## EXTRACTED ENTRIES
--

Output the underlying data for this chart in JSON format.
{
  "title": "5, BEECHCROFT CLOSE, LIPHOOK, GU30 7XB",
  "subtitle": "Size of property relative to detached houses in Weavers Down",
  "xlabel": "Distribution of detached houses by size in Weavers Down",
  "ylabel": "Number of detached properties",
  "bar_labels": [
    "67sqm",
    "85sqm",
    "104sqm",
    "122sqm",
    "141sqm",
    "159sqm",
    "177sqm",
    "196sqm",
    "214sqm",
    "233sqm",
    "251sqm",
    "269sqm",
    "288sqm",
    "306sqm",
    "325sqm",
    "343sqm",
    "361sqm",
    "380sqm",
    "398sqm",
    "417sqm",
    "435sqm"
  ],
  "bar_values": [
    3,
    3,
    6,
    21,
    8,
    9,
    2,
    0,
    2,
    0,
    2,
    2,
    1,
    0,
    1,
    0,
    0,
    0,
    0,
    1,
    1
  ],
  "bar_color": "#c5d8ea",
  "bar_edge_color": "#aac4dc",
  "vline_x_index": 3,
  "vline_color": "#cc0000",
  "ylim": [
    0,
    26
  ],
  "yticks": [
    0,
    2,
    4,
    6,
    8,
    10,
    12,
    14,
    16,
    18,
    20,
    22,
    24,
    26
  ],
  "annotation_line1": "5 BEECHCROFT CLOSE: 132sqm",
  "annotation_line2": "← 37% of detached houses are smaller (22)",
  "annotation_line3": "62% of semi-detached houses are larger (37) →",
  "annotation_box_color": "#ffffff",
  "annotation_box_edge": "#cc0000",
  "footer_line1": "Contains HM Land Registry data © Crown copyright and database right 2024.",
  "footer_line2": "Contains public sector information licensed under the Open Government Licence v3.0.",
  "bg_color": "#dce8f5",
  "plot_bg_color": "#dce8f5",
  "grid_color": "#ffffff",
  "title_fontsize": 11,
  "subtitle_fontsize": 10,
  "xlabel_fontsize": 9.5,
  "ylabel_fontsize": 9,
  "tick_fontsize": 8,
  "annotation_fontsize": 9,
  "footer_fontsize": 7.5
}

--

## GOAL OF THE EXERCISE
The records above must be output exactly, in full.

## CORRECT RESPONSE
Output the underlying data for this chart in JSON format.
{
  "title": "5, BEECHCROFT CLOSE, LIPHOOK, GU30 7XB",
  "subtitle": "Size of property relative to detached houses in Weavers Down",
  "xlabel": "Distribution of detached houses by size in Weavers Down",
  "ylabel": "Number of detached properties",
  "bar_labels": [
    "67sqm",
    "85sqm",
    "104sqm",
    "122sqm",
    "141sqm",
    "159sqm",
    "177sqm",
    "196sqm",
    "214sqm",
    "233sqm",
    "251sqm",
    "269sqm",
    "288sqm",
    "306sqm",
    "325sqm",
    "343sqm",
    "361sqm",
    "380sqm",
    "398sqm",
    "417sqm",
    "435sqm"
  ],
  "bar_values": [
    3,
    3,
    6,
    21,
    8,
    9,
    2,
    0,
    2,
    0,
    2,
    2,
    1,
    0,
    1,
    0,
    0,
    0,
    0,
    1,
    1
  ],
  "bar_color": "#c5d8ea",
  "bar_edge_color": "#aac4dc",
  "vline_x_index": 3,
  "vline_color": "#cc0000",
  "ylim": [
    0,
    26
  ],
  "yticks": [
    0,
    2,
    4,
    6,
    8,
    10,
    12,
    14,
    16,
    18,
    20,
    22,
    24,
    26
  ],
  "annotation_line1": "5 BEECHCROFT CLOSE: 132sqm",
  "annotation_line2": "← 37% of detached houses are smaller (22)",
  "annotation_line3": "62% of semi-detached houses are larger (37) →",
  "annotation_box_color": "#ffffff",
  "annotation_box_edge": "#cc0000",
  "footer_line1": "Contains HM Land Registry data © Crown copyright and database right 2024.",
  "footer_line2": "Contains public sector information licensed under the Open Government Licence v3.0.",
  "bg_color": "#dce8f5",
  "plot_bg_color": "#dce8f5",
  "grid_color": "#ffffff",
  "title_fontsize": 11,
  "subtitle_fontsize": 10,
  "xlabel_fontsize": 9.5,
  "ylabel_fontsize": 9,
  "tick_fontsize": 8,
  "annotation_fontsize": 9,
  "footer_fontsize": 7.5
}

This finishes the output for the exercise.